# start of Exercise data

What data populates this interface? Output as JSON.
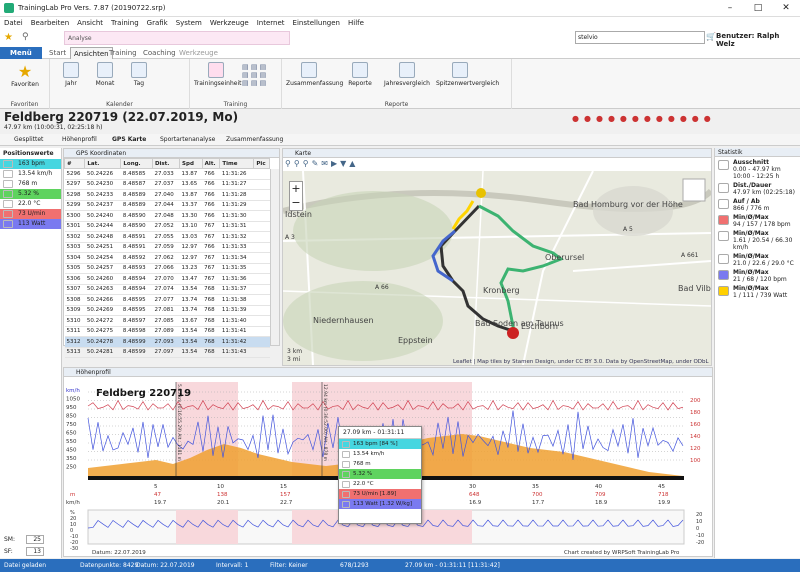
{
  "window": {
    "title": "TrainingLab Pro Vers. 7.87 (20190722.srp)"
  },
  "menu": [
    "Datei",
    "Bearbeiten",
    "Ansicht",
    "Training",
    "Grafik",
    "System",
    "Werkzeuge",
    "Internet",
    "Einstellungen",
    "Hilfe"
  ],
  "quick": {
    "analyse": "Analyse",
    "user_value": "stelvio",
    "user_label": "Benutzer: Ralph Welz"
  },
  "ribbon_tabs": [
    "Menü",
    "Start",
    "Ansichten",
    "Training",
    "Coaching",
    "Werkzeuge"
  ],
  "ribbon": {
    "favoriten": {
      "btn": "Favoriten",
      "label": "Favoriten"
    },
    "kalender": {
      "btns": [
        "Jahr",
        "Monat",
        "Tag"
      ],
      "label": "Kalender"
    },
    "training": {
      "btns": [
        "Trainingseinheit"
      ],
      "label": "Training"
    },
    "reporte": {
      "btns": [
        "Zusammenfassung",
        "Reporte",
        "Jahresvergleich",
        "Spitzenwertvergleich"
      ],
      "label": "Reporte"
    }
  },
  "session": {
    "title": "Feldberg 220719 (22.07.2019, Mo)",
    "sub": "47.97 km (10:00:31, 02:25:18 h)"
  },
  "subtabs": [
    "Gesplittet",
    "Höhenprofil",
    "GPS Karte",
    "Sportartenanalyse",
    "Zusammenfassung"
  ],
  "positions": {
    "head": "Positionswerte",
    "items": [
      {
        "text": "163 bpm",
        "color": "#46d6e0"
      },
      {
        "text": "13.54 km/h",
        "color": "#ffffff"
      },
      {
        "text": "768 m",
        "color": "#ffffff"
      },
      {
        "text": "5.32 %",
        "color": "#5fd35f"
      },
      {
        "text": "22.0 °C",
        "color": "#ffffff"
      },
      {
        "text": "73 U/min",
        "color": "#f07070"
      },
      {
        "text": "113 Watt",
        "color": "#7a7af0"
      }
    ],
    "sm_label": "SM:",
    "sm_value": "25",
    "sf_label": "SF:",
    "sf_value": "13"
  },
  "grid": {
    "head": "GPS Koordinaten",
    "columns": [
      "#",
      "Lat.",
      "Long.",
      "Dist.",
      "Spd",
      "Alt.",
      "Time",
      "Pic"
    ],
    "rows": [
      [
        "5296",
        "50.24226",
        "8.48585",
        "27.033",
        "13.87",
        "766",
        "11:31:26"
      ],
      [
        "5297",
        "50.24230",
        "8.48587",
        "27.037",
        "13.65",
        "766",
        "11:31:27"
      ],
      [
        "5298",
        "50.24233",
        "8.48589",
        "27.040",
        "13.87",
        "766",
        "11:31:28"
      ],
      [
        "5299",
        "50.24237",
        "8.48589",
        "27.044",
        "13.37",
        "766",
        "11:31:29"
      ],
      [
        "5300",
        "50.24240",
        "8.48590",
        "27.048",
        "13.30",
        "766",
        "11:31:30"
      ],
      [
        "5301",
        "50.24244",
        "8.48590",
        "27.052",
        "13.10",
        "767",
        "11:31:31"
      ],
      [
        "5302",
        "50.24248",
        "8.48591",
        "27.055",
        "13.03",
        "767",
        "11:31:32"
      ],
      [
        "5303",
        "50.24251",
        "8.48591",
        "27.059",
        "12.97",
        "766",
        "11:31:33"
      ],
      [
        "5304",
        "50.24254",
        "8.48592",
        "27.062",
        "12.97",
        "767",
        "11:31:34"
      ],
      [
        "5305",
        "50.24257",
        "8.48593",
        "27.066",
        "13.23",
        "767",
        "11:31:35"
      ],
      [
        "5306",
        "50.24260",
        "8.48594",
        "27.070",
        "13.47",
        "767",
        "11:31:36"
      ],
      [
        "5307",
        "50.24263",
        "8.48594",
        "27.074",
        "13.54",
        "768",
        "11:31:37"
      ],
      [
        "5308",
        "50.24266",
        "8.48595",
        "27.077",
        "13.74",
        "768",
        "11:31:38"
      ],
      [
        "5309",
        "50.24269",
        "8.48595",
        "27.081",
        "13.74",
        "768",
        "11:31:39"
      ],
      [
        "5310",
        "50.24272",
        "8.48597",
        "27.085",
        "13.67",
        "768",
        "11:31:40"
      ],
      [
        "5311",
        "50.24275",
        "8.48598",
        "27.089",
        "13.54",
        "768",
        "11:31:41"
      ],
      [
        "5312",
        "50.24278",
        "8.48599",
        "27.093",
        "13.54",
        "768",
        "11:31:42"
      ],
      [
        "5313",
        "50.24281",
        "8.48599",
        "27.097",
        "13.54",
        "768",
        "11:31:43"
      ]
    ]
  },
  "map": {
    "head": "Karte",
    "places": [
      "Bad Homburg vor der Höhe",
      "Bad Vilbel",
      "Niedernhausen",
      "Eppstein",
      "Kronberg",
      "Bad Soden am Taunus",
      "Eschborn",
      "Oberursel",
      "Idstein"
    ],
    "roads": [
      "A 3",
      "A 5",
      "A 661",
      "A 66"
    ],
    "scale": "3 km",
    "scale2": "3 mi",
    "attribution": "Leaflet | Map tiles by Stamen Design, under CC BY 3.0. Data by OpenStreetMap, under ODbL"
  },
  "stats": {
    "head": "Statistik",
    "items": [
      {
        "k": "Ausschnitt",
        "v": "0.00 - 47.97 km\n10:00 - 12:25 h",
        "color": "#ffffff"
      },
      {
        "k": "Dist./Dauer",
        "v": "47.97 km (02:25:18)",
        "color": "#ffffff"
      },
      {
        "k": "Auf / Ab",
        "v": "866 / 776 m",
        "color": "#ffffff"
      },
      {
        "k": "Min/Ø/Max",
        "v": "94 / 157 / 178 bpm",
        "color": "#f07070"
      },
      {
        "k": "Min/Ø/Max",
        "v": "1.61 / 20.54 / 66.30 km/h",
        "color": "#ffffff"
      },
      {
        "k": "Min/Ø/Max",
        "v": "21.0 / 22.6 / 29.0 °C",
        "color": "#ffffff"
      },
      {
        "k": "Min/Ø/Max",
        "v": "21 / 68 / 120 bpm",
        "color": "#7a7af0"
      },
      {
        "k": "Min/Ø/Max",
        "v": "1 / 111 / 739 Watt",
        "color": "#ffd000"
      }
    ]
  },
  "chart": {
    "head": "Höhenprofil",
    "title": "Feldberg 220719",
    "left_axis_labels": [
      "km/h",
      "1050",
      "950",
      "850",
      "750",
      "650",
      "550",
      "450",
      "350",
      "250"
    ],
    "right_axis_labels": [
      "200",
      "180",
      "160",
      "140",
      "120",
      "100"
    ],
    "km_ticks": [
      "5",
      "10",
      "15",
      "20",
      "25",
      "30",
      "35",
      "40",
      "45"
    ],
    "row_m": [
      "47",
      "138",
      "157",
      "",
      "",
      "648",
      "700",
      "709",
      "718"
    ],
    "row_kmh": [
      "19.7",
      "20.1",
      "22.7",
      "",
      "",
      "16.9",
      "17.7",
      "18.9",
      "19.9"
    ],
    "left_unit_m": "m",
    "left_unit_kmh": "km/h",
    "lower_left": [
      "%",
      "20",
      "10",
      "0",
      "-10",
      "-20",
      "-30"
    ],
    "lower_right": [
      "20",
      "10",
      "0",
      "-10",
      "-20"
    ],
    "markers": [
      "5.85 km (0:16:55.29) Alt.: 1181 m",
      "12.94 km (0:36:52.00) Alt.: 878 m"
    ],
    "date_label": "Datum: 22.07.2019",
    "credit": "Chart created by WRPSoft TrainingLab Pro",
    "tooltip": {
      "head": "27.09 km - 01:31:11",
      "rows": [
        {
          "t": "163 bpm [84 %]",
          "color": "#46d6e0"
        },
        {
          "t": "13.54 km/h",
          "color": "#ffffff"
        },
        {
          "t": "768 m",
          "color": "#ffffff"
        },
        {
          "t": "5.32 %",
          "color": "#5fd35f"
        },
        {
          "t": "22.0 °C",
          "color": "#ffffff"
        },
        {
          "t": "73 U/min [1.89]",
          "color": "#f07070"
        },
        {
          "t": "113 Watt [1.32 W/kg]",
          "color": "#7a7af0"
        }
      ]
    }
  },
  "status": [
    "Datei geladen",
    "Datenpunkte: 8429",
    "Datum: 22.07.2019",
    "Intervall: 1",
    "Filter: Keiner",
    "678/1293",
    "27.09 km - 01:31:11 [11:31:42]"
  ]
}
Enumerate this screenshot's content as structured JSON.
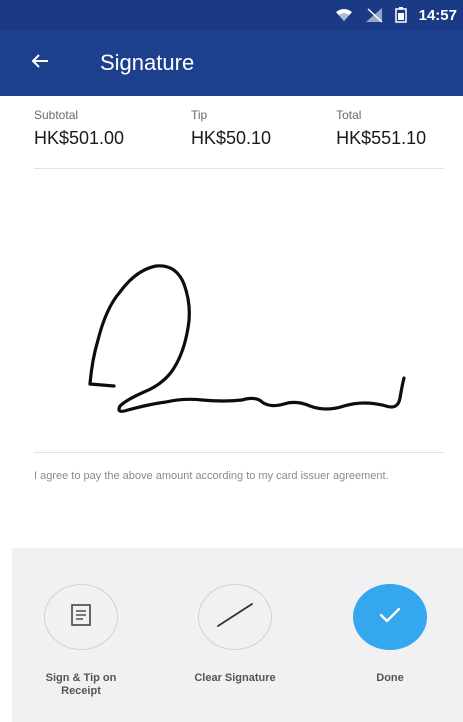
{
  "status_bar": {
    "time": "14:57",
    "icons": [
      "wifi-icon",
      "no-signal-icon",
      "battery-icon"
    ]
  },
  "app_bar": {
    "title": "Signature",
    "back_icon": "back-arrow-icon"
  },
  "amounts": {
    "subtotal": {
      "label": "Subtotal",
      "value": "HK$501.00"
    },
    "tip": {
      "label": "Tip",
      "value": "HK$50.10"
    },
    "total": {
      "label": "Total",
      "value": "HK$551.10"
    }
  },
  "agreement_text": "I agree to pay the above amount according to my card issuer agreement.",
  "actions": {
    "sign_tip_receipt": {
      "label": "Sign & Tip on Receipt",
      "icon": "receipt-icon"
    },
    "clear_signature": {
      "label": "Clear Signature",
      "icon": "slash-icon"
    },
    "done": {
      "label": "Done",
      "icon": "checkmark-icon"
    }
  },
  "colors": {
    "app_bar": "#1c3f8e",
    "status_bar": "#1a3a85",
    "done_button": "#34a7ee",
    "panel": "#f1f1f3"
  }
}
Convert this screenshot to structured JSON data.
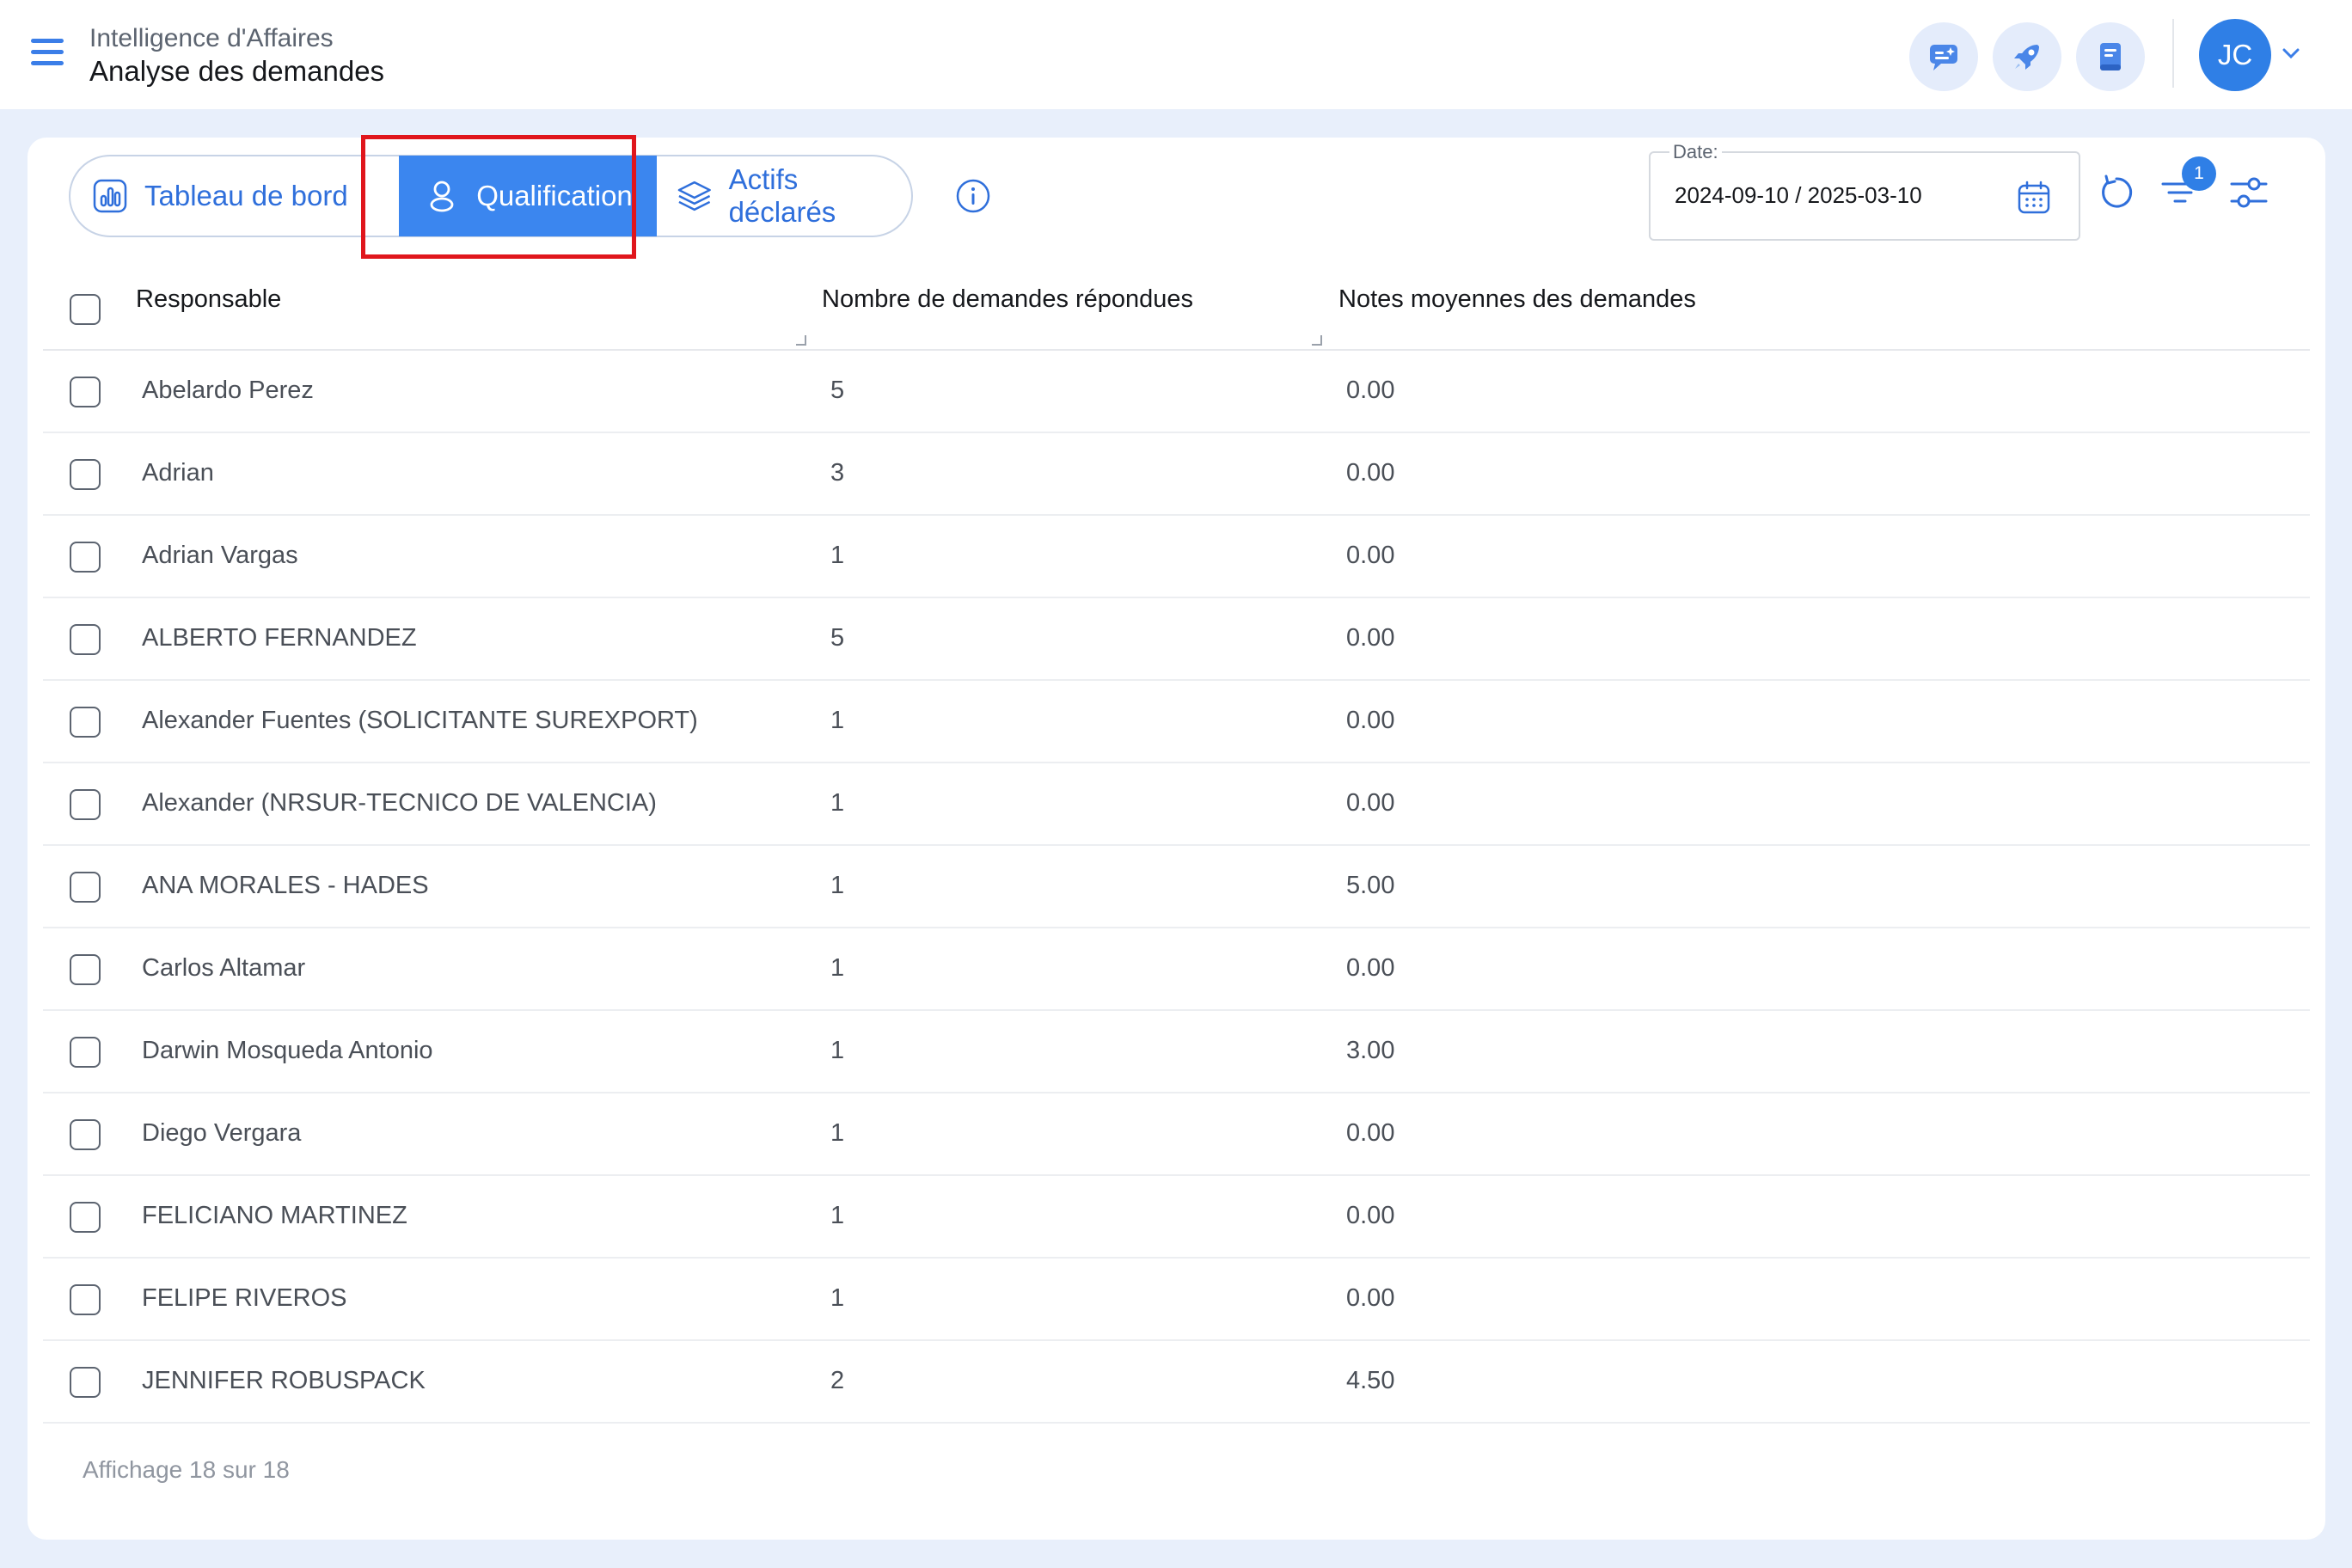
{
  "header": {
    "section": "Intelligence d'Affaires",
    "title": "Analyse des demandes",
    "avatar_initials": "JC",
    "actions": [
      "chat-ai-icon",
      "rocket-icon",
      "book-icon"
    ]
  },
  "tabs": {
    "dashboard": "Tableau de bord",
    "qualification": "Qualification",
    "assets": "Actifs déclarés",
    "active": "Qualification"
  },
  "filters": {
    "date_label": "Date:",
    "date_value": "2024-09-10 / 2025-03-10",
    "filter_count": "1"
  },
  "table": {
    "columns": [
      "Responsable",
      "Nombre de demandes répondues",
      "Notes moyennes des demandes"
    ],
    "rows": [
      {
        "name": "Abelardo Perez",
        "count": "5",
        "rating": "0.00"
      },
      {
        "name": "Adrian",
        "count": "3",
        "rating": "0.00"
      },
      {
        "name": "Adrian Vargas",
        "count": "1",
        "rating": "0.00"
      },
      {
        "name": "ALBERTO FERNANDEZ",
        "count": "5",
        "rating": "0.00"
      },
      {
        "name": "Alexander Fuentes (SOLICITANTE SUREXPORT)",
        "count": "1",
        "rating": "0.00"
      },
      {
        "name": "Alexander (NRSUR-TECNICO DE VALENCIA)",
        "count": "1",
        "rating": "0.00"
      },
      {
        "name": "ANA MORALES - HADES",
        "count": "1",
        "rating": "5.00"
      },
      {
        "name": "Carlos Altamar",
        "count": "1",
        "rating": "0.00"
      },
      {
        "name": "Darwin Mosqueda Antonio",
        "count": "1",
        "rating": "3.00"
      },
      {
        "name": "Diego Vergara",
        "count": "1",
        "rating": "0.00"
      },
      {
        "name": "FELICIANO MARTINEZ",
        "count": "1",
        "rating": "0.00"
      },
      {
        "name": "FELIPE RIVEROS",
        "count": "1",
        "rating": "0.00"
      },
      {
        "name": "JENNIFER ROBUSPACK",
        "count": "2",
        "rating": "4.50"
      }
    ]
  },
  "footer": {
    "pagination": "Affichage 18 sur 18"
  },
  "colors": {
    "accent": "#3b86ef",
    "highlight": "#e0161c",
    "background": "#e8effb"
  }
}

# end of Exercise data

**Work required**
Read through the entries and copy each line in which "Datum" appears.

**Answer for the task**
    "date_label": "Datum: 22.07.2019",
    "Datum: 22.07.2019",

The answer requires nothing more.